GIVEN EXERCISE -> Can you write out the whole listing exactly?

RECORD LIST ->
--- BEGIN ---

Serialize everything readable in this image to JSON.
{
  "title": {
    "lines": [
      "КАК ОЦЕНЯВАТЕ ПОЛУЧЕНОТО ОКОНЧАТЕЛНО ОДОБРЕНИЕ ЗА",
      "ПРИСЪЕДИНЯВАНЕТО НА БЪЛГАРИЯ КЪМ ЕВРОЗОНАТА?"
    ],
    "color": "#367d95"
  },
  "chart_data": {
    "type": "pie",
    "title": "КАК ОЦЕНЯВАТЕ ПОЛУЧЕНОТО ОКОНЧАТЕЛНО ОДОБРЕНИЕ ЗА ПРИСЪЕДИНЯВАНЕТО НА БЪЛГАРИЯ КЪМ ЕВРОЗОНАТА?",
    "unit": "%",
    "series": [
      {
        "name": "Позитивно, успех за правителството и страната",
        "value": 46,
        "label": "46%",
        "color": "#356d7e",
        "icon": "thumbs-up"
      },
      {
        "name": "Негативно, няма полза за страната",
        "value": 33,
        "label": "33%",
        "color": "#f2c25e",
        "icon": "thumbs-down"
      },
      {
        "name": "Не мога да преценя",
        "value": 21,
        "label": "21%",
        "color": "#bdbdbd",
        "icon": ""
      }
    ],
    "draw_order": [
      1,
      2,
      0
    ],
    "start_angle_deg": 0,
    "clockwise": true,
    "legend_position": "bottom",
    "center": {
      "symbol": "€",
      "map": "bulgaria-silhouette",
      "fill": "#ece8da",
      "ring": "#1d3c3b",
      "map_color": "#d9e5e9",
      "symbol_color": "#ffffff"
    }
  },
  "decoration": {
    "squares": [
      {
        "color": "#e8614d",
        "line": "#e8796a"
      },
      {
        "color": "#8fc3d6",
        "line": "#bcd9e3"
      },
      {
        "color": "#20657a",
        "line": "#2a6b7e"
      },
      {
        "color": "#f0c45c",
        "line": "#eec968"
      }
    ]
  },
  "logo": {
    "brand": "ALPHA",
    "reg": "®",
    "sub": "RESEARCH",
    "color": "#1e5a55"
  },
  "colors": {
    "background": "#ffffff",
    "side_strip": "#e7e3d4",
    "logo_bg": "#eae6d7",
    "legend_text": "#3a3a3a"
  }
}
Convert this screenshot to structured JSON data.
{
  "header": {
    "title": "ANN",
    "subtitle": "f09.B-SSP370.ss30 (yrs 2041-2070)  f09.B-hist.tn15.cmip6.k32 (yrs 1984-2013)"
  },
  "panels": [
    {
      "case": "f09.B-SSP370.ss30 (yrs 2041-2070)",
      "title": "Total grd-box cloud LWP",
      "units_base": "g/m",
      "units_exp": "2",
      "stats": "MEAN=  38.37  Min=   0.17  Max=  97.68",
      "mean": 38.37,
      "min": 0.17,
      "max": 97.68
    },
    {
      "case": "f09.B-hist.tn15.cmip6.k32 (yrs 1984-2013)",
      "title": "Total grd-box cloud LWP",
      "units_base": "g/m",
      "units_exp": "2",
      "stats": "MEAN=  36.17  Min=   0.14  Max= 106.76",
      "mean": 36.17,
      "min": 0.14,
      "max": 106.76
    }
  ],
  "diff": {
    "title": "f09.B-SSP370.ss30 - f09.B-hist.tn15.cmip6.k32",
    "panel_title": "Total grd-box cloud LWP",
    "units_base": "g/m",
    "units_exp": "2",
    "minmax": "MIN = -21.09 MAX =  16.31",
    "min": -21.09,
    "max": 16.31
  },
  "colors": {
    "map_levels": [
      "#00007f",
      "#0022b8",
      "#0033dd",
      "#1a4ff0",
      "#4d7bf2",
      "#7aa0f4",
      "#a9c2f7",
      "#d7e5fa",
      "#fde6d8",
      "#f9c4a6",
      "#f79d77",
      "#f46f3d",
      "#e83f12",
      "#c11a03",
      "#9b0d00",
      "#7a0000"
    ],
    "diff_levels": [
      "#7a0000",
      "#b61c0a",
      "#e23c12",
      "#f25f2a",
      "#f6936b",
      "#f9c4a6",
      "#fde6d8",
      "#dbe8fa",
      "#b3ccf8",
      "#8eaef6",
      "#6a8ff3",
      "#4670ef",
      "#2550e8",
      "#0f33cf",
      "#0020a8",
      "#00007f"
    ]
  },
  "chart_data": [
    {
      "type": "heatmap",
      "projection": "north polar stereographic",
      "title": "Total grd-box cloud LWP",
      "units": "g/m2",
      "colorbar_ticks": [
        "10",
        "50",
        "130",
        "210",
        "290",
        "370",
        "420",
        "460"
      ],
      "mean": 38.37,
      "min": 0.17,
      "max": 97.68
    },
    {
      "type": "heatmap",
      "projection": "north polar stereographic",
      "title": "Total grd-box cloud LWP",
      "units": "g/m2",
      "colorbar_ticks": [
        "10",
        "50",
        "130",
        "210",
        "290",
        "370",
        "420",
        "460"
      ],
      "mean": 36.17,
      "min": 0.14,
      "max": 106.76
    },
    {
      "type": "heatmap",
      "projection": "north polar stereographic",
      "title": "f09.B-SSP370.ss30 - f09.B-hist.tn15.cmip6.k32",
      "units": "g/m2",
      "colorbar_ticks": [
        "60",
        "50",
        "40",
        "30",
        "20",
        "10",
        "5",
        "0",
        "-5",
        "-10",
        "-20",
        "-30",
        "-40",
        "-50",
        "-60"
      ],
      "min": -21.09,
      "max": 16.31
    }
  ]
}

--- END ---

OUTPUT OF THE EXERCISE ->
Serialize everything readable in this image to JSON.
{
  "title": {
    "lines": [
      "КАК ОЦЕНЯВАТЕ ПОЛУЧЕНОТО ОКОНЧАТЕЛНО ОДОБРЕНИЕ ЗА",
      "ПРИСЪЕДИНЯВАНЕТО НА БЪЛГАРИЯ КЪМ ЕВРОЗОНАТА?"
    ],
    "color": "#367d95"
  },
  "chart_data": {
    "type": "pie",
    "title": "КАК ОЦЕНЯВАТЕ ПОЛУЧЕНОТО ОКОНЧАТЕЛНО ОДОБРЕНИЕ ЗА ПРИСЪЕДИНЯВАНЕТО НА БЪЛГАРИЯ КЪМ ЕВРОЗОНАТА?",
    "unit": "%",
    "series": [
      {
        "name": "Позитивно, успех за правителството и страната",
        "value": 46,
        "label": "46%",
        "color": "#356d7e",
        "icon": "thumbs-up"
      },
      {
        "name": "Негативно, няма полза за страната",
        "value": 33,
        "label": "33%",
        "color": "#f2c25e",
        "icon": "thumbs-down"
      },
      {
        "name": "Не мога да преценя",
        "value": 21,
        "label": "21%",
        "color": "#bdbdbd",
        "icon": ""
      }
    ],
    "draw_order": [
      1,
      2,
      0
    ],
    "start_angle_deg": 0,
    "clockwise": true,
    "legend_position": "bottom",
    "center": {
      "symbol": "€",
      "map": "bulgaria-silhouette",
      "fill": "#ece8da",
      "ring": "#1d3c3b",
      "map_color": "#d9e5e9",
      "symbol_color": "#ffffff"
    }
  },
  "decoration": {
    "squares": [
      {
        "color": "#e8614d",
        "line": "#e8796a"
      },
      {
        "color": "#8fc3d6",
        "line": "#bcd9e3"
      },
      {
        "color": "#20657a",
        "line": "#2a6b7e"
      },
      {
        "color": "#f0c45c",
        "line": "#eec968"
      }
    ]
  },
  "logo": {
    "brand": "ALPHA",
    "reg": "®",
    "sub": "RESEARCH",
    "color": "#1e5a55"
  },
  "colors": {
    "background": "#ffffff",
    "side_strip": "#e7e3d4",
    "logo_bg": "#eae6d7",
    "legend_text": "#3a3a3a"
  }
}
Convert this screenshot to structured JSON data.
{
  "header": {
    "title": "ANN",
    "subtitle": "f09.B-SSP370.ss30 (yrs 2041-2070)  f09.B-hist.tn15.cmip6.k32 (yrs 1984-2013)"
  },
  "panels": [
    {
      "case": "f09.B-SSP370.ss30 (yrs 2041-2070)",
      "title": "Total grd-box cloud LWP",
      "units_base": "g/m",
      "units_exp": "2",
      "stats": "MEAN=  38.37  Min=   0.17  Max=  97.68",
      "mean": 38.37,
      "min": 0.17,
      "max": 97.68
    },
    {
      "case": "f09.B-hist.tn15.cmip6.k32 (yrs 1984-2013)",
      "title": "Total grd-box cloud LWP",
      "units_base": "g/m",
      "units_exp": "2",
      "stats": "MEAN=  36.17  Min=   0.14  Max= 106.76",
      "mean": 36.17,
      "min": 0.14,
      "max": 106.76
    }
  ],
  "diff": {
    "title": "f09.B-SSP370.ss30 - f09.B-hist.tn15.cmip6.k32",
    "panel_title": "Total grd-box cloud LWP",
    "units_base": "g/m",
    "units_exp": "2",
    "minmax": "MIN = -21.09 MAX =  16.31",
    "min": -21.09,
    "max": 16.31
  },
  "colors": {
    "map_levels": [
      "#00007f",
      "#0022b8",
      "#0033dd",
      "#1a4ff0",
      "#4d7bf2",
      "#7aa0f4",
      "#a9c2f7",
      "#d7e5fa",
      "#fde6d8",
      "#f9c4a6",
      "#f79d77",
      "#f46f3d",
      "#e83f12",
      "#c11a03",
      "#9b0d00",
      "#7a0000"
    ],
    "diff_levels": [
      "#7a0000",
      "#b61c0a",
      "#e23c12",
      "#f25f2a",
      "#f6936b",
      "#f9c4a6",
      "#fde6d8",
      "#dbe8fa",
      "#b3ccf8",
      "#8eaef6",
      "#6a8ff3",
      "#4670ef",
      "#2550e8",
      "#0f33cf",
      "#0020a8",
      "#00007f"
    ]
  },
  "chart_data": [
    {
      "type": "heatmap",
      "projection": "north polar stereographic",
      "title": "Total grd-box cloud LWP",
      "units": "g/m2",
      "colorbar_ticks": [
        "10",
        "50",
        "130",
        "210",
        "290",
        "370",
        "420",
        "460"
      ],
      "mean": 38.37,
      "min": 0.17,
      "max": 97.68
    },
    {
      "type": "heatmap",
      "projection": "north polar stereographic",
      "title": "Total grd-box cloud LWP",
      "units": "g/m2",
      "colorbar_ticks": [
        "10",
        "50",
        "130",
        "210",
        "290",
        "370",
        "420",
        "460"
      ],
      "mean": 36.17,
      "min": 0.14,
      "max": 106.76
    },
    {
      "type": "heatmap",
      "projection": "north polar stereographic",
      "title": "f09.B-SSP370.ss30 - f09.B-hist.tn15.cmip6.k32",
      "units": "g/m2",
      "colorbar_ticks": [
        "60",
        "50",
        "40",
        "30",
        "20",
        "10",
        "5",
        "0",
        "-5",
        "-10",
        "-20",
        "-30",
        "-40",
        "-50",
        "-60"
      ],
      "min": -21.09,
      "max": 16.31
    }
  ]
}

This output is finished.